What needs to be done »
Keep every line where the word "Balance" appears; drop the rest.

Data supplied »
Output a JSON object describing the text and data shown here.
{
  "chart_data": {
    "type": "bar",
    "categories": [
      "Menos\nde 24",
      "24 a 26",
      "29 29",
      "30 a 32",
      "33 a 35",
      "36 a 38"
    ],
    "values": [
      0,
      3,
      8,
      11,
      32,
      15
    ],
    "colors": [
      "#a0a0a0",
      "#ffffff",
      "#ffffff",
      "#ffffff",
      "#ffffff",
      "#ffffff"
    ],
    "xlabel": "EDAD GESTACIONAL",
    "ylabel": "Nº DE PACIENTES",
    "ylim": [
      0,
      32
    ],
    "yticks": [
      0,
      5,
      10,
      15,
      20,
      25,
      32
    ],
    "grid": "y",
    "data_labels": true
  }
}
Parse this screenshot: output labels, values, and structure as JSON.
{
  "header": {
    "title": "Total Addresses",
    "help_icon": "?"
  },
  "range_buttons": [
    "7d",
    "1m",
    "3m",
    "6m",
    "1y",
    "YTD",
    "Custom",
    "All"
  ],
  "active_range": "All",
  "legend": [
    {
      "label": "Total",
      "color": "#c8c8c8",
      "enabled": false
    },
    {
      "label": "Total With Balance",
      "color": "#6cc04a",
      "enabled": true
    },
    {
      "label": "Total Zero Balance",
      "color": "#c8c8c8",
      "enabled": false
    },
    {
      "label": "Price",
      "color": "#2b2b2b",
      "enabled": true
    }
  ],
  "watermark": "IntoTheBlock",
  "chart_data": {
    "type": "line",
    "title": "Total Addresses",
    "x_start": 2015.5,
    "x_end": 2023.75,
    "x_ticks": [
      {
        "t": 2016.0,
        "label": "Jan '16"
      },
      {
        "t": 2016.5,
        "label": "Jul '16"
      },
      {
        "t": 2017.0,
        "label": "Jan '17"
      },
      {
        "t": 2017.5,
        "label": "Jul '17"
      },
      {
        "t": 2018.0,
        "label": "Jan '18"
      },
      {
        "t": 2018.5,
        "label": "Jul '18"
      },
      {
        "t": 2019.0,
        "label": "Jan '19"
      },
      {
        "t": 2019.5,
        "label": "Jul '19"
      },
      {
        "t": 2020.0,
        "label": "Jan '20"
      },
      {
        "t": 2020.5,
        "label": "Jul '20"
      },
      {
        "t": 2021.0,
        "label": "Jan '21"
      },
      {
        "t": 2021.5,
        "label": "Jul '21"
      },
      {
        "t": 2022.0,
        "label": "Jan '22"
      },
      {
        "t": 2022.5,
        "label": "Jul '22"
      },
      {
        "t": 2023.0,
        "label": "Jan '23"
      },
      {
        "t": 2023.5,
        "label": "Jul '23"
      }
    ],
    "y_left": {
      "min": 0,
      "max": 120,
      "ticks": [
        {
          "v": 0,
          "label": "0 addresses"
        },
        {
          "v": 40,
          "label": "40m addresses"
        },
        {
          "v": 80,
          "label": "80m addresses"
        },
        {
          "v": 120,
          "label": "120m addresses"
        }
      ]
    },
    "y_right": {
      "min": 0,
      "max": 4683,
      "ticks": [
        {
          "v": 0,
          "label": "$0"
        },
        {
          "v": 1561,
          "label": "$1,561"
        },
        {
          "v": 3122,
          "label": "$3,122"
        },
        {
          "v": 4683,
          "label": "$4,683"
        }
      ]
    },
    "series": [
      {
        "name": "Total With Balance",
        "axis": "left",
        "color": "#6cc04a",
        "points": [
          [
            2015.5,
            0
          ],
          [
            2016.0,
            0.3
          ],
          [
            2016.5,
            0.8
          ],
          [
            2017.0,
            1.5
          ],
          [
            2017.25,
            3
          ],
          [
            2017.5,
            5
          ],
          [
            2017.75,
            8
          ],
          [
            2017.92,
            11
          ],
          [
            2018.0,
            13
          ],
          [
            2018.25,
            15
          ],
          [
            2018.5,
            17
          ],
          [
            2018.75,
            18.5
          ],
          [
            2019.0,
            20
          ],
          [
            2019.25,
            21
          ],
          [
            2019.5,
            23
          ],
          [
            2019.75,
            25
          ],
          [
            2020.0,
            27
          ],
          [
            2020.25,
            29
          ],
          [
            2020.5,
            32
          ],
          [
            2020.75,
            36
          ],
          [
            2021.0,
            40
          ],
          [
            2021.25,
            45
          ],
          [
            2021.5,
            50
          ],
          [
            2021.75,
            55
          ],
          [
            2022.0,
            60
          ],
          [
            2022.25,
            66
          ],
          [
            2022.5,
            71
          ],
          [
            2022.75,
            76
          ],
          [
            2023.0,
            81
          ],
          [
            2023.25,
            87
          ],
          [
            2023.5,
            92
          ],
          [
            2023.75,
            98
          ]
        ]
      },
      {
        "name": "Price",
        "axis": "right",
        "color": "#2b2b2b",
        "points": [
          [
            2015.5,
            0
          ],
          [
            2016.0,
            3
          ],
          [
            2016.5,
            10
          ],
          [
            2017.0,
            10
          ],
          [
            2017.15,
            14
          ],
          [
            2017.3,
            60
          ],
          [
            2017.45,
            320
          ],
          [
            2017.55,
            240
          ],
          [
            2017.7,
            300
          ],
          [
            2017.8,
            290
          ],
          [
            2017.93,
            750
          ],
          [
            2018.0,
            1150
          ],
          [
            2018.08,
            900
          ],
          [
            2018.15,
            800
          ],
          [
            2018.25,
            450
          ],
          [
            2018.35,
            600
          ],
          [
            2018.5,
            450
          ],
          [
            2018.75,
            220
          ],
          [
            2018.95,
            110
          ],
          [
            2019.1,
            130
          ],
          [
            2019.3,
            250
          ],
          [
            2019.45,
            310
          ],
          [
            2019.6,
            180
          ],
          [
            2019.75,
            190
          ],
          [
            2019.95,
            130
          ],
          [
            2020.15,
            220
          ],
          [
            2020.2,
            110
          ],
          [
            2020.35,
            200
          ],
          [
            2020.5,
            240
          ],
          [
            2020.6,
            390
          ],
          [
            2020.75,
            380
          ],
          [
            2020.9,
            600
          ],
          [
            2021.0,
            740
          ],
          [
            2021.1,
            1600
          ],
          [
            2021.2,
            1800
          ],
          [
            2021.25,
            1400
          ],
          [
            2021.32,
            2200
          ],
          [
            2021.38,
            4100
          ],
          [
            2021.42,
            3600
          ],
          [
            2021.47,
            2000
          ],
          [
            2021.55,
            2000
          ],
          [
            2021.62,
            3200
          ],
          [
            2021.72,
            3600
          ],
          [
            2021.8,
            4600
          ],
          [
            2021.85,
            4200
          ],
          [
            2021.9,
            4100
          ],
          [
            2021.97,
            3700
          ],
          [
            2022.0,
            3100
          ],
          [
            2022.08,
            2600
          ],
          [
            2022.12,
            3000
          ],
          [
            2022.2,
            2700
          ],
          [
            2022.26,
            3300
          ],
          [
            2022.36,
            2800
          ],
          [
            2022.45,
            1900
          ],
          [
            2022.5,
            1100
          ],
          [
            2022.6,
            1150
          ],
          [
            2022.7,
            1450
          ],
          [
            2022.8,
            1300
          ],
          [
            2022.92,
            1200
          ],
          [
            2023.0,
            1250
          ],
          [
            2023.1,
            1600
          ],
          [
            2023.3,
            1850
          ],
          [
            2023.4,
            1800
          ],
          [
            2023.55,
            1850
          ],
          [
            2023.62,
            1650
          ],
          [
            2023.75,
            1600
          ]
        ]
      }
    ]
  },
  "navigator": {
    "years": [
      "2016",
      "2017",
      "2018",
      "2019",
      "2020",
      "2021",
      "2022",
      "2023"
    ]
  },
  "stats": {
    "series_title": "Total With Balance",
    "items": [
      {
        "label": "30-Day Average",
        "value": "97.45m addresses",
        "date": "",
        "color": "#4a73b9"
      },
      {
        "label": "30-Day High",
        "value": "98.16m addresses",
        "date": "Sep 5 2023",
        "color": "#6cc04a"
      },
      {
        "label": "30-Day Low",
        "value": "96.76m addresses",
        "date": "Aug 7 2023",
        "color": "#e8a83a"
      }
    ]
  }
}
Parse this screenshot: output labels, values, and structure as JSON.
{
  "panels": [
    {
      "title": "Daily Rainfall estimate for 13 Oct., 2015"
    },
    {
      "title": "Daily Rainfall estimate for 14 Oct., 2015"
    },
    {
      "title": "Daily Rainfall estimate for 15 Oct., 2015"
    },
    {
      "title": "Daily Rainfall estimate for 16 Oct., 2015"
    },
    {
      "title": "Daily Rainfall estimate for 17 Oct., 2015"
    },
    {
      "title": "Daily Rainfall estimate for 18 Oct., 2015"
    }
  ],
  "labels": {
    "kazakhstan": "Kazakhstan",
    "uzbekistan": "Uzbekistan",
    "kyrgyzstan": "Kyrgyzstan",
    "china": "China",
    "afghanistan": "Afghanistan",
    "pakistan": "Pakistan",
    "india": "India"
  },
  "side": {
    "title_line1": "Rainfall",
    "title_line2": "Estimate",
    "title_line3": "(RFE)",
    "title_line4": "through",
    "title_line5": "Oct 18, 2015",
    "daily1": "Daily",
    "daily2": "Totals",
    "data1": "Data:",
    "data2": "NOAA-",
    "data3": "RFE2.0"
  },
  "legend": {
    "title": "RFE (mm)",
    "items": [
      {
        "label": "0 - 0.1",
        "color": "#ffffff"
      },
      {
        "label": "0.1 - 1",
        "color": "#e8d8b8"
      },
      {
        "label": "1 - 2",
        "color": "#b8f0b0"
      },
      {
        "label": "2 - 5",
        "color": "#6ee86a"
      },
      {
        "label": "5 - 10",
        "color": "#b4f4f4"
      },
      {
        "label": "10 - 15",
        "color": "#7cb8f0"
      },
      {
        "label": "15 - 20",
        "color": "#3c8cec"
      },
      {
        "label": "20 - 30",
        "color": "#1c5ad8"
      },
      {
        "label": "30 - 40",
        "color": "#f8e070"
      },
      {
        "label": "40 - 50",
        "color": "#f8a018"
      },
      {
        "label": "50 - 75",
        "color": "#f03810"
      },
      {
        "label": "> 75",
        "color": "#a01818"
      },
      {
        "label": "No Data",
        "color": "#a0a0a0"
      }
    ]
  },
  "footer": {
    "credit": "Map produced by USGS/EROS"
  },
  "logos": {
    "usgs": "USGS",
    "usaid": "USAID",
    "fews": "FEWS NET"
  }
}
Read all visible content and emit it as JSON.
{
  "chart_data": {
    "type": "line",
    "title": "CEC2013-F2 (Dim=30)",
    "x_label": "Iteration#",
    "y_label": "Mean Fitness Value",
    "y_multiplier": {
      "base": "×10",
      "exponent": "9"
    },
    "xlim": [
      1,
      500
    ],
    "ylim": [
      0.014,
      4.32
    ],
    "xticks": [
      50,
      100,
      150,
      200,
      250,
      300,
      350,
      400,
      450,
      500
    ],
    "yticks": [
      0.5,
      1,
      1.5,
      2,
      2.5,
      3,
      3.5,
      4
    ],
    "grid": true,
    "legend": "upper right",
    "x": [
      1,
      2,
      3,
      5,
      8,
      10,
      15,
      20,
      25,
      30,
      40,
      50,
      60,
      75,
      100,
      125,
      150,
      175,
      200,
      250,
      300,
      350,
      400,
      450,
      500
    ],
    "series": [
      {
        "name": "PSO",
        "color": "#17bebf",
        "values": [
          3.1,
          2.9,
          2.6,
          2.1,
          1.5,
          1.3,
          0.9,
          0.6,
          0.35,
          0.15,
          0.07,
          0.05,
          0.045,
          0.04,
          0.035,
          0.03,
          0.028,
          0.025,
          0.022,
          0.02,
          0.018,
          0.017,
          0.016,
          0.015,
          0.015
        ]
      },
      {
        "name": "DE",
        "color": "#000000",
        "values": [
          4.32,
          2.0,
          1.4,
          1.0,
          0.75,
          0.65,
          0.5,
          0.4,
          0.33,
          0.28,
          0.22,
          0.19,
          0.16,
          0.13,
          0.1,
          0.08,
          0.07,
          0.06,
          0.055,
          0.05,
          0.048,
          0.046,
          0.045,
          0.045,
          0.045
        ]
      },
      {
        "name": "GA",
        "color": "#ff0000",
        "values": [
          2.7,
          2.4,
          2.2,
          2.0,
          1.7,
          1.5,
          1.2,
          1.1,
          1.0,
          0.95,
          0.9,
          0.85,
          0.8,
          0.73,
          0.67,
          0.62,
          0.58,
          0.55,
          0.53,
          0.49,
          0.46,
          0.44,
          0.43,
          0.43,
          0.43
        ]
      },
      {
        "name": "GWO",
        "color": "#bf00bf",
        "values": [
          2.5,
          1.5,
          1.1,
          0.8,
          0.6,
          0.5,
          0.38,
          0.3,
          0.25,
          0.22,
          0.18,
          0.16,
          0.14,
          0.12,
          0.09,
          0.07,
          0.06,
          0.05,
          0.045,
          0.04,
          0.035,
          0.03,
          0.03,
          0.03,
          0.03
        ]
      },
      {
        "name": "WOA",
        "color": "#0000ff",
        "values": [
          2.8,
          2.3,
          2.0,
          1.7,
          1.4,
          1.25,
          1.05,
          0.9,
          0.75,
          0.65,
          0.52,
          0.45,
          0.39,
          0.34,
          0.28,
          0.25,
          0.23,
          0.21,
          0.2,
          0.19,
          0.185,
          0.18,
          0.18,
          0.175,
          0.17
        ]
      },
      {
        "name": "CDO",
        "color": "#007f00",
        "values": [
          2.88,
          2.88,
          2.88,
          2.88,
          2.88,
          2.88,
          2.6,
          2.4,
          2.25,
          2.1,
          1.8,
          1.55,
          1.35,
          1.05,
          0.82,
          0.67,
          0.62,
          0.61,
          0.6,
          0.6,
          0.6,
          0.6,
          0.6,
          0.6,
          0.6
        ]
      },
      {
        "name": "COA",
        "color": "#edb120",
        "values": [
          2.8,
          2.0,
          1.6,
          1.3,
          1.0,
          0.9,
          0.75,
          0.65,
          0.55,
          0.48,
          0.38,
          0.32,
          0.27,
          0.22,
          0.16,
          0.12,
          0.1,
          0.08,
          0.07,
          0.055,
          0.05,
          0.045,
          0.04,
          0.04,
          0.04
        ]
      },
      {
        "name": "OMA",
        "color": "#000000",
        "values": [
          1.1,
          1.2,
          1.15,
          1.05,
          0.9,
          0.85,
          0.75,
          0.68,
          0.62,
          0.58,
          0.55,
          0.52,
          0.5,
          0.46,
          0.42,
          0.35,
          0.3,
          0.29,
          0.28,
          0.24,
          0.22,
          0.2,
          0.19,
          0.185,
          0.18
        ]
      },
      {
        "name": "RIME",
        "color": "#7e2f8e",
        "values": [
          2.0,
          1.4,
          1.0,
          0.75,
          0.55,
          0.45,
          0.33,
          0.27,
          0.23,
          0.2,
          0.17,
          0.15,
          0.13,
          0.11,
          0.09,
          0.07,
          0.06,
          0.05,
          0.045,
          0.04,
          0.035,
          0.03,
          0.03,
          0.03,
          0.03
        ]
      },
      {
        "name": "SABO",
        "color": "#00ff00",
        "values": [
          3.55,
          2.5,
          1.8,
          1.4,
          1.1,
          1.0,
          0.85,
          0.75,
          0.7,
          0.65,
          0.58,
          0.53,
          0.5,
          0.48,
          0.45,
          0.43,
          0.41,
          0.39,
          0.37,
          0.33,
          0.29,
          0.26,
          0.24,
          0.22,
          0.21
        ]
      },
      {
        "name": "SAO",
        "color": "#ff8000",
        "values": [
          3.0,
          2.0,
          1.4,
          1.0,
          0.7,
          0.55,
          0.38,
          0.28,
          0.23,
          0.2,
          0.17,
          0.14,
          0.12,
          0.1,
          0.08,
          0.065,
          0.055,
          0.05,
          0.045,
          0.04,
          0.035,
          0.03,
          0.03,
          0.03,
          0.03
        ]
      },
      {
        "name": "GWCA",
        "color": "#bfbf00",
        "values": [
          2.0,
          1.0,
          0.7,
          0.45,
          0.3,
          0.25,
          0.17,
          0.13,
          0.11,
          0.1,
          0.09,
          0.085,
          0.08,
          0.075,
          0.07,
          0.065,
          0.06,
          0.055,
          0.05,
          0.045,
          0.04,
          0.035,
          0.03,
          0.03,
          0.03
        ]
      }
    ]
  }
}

In response »
      "label": "Total With Balance",
      "label": "Total Zero Balance",
        "name": "Total With Balance",
    "series_title": "Total With Balance",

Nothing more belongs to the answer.